> **Challenge**
Below are records to transcribe exactly, without their pictures.

Dataset items

· · · · ·

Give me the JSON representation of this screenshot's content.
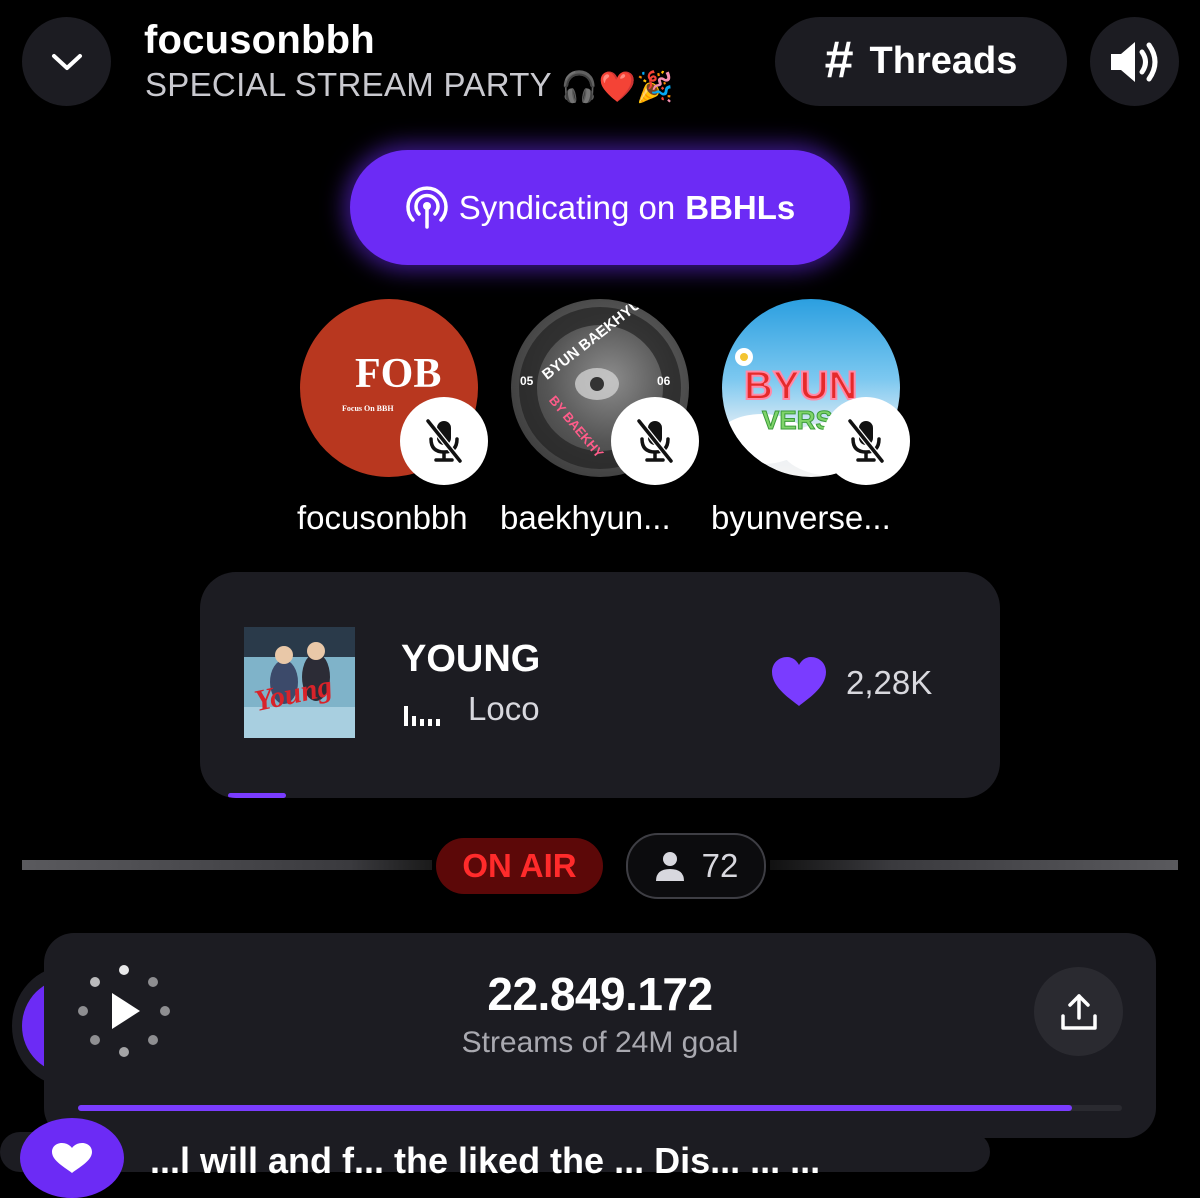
{
  "header": {
    "room_name": "focusonbbh",
    "room_subtitle": "SPECIAL STREAM PARTY",
    "subtitle_emojis": "🎧❤️🎉",
    "threads_label": "Threads",
    "threads_symbol": "#"
  },
  "syndicate": {
    "prefix": "Syndicating on",
    "network": "BBHLs"
  },
  "speakers": [
    {
      "name": "focusonbbh",
      "avatar_text": "FOB",
      "avatar_caption": "Focus On BBH",
      "muted": true
    },
    {
      "name": "baekhyun...",
      "avatar_text": "BYUN BAEKHYUN",
      "avatar_caption": "BY BAEKHY",
      "avatar_nums": [
        "05",
        "06"
      ],
      "muted": true
    },
    {
      "name": "byunverse...",
      "avatar_text": "BYUN",
      "avatar_caption": "VERS",
      "muted": true
    }
  ],
  "now_playing": {
    "title": "YOUNG",
    "artist": "Loco",
    "cover_text": "Young",
    "likes": "2,28K",
    "progress": 0.07
  },
  "status": {
    "on_air_label": "ON AIR",
    "listener_count": "72"
  },
  "streams": {
    "count": "22.849.172",
    "goal_label": "Streams of 24M goal",
    "goal_progress": 0.952
  },
  "chat": {
    "partial_text": "...l will and f... the liked the ... Dis... ... ..."
  },
  "colors": {
    "accent": "#6c2bf5",
    "card": "#1c1c22",
    "on_air_bg": "#5c0808",
    "on_air_text": "#ff2b2b"
  }
}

· · · · ·

> **Answer for this exercise**
Give me the JSON representation of this screenshot's content.
{
  "header": {
    "room_name": "focusonbbh",
    "room_subtitle": "SPECIAL STREAM PARTY",
    "subtitle_emojis": "🎧❤️🎉",
    "threads_label": "Threads",
    "threads_symbol": "#"
  },
  "syndicate": {
    "prefix": "Syndicating on",
    "network": "BBHLs"
  },
  "speakers": [
    {
      "name": "focusonbbh",
      "avatar_text": "FOB",
      "avatar_caption": "Focus On BBH",
      "muted": true
    },
    {
      "name": "baekhyun...",
      "avatar_text": "BYUN BAEKHYUN",
      "avatar_caption": "BY BAEKHY",
      "avatar_nums": [
        "05",
        "06"
      ],
      "muted": true
    },
    {
      "name": "byunverse...",
      "avatar_text": "BYUN",
      "avatar_caption": "VERS",
      "muted": true
    }
  ],
  "now_playing": {
    "title": "YOUNG",
    "artist": "Loco",
    "cover_text": "Young",
    "likes": "2,28K",
    "progress": 0.07
  },
  "status": {
    "on_air_label": "ON AIR",
    "listener_count": "72"
  },
  "streams": {
    "count": "22.849.172",
    "goal_label": "Streams of 24M goal",
    "goal_progress": 0.952
  },
  "chat": {
    "partial_text": "...l will and f... the liked the ... Dis... ... ..."
  },
  "colors": {
    "accent": "#6c2bf5",
    "card": "#1c1c22",
    "on_air_bg": "#5c0808",
    "on_air_text": "#ff2b2b"
  }
}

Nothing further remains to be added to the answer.